## Estratto della pagina

La tecnica artigianale l’ho imparata da mio padre mentre la manualità l’ho imparata certamente in fabbrica. Lavorando in un contesto industriale dovevo ripetere per tutto il giorno sempre gli stessi gesti, questo mi ha aiutato a raggiungere una finezza di esecuzione che difficilmente si raggiunge quando ci si occupa in prima persona di tutte le fasi di realizzazione di una scarpa artigianale. Devo ammettere poi che anche i social mi hanno aiutato ad apprendere e migliorare la mia tecnica perché mi hanno permesso di vedere come lavorano altri artigiani del mio settore in tutto il  mondo.

Quali sono le particolarità dei tuoi prodotti e della tua tecnica artigianale?
I miei prodotti sono un continuo divenire, man mano che li creo sono sempre diversi, come è sempre diversa la mia tecnica artigianale che si arricchisce giorno per giorno di nuova manualità. Questo processo mi permette di personalizzare sempre di più le mie scarpe e di realizzarle con un procedimento artigianale davvero unico.

Quando e com’è nato il tuo brand?
Il mio brand è nato grazie alla mia ragazza, Jenny. Avevamo sempre avuto il desiderio di lavorare insieme, magari aprendo un’attività che ci consentisse di condividere le nostre passioni e i nostri talenti. Lei è fotografa, io sono calzolaio artigianale e quindi abbiamo pensato di unire le nostre attività e di creare un brand da zero: io mi occupo della parte di progettazione e creazione delle scarpe, lei invece si occupa di fotografare tutti i processi creativi e i prodotti, cura i rapporti con i clienti, gestisce il sito internet e i canali social.

Da dove deriva la scelta del nome del tuo brand?
Il nome del mio brand è il soprannome di famiglia: io di cognome mi chiamo Alessandrini ma mio nonno lo chiamavano Beppe De Fumo, mio padre lo chiamano Renzo De Fumo e io in paese sono conosciuto come Luca De Fumo. La stessa cosa vale anche per il fratello di mio padre, i miei cugini e tutti gli altri parenti. Il motivo? Sinceramente non lo so! Tutte le volte che chiedo spiegazioni a mio padre, lui molto burberamente mi risponde: ”Ma che ne so io? Perché mi fai perdere tempo con questa roba?”

Quando poi mi sono trovato a dover scegliere il nome del mio brand ho pensato di usare “De Fumo” perché ormai mi conoscono tutti con quel nome.

Cosa ti piace di più del tuo lavoro?
La cosa che mi piace di più del mio lavoro è che ogni cinque minuti imparo una cosa nuova. La realizzazione di una scarpa artigianale richiede talmente tanti passaggi ed è talmente alto il margine di miglioramento che ad ogni gesto che faccio mi sembra di imparare qualcosa di nuovo. Ad ogni esecuzione riesco a percepire il miglioramento di un dettaglio, di un particolare, di un elemento strutturale, e questo mi rende davvero felice!

Quali sono (o sono state) le criticità e le difficoltà del tuo percorso?

## Descrizione del compito
Riproduci il passo dell'intervista sulle scarpe artigianali da “La cosa che” fino a “del tuo percorso?” incluso.

## Informazioni mostrate

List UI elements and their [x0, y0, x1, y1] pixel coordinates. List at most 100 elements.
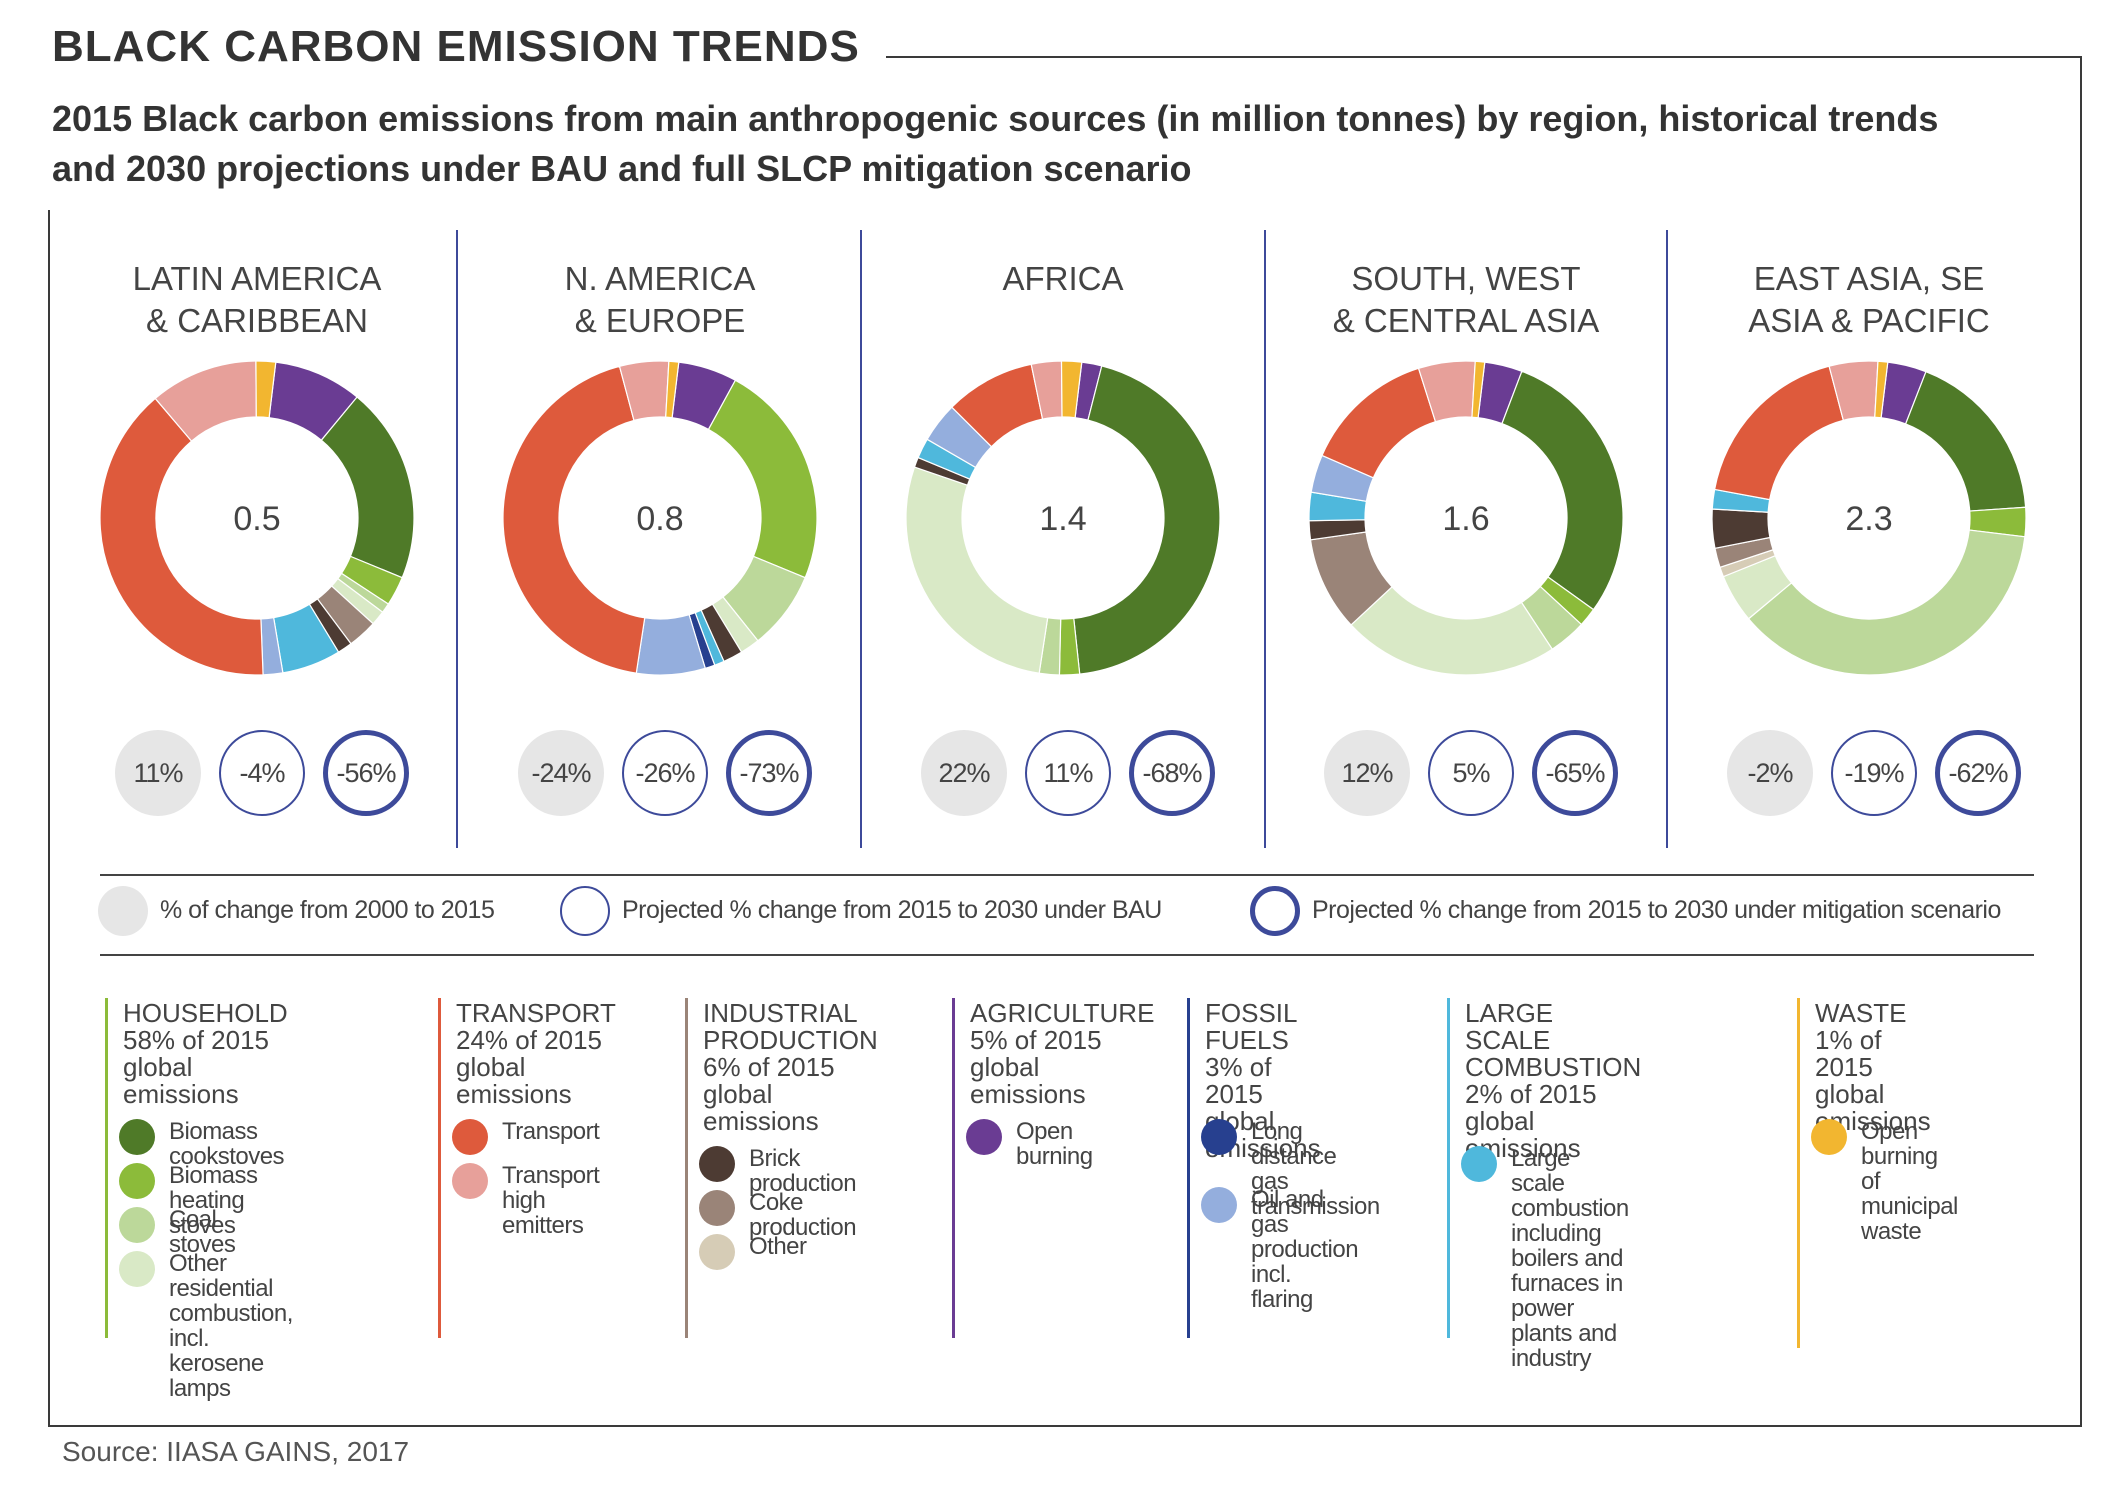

## Risposta corretta
La cosa che mi piace di più del mio lavoro è che ogni cinque minuti imparo una cosa nuova. La realizzazione di una scarpa artigianale richiede talmente tanti passaggi ed è talmente alto il margine di miglioramento che ad ogni gesto che faccio mi sembra di imparare qualcosa di nuovo. Ad ogni esecuzione riesco a percepire il miglioramento di un dettaglio, di un particolare, di un elemento strutturale, e questo mi rende davvero felice!

Quali sono (o sono state) le criticità e le difficoltà del tuo percorso?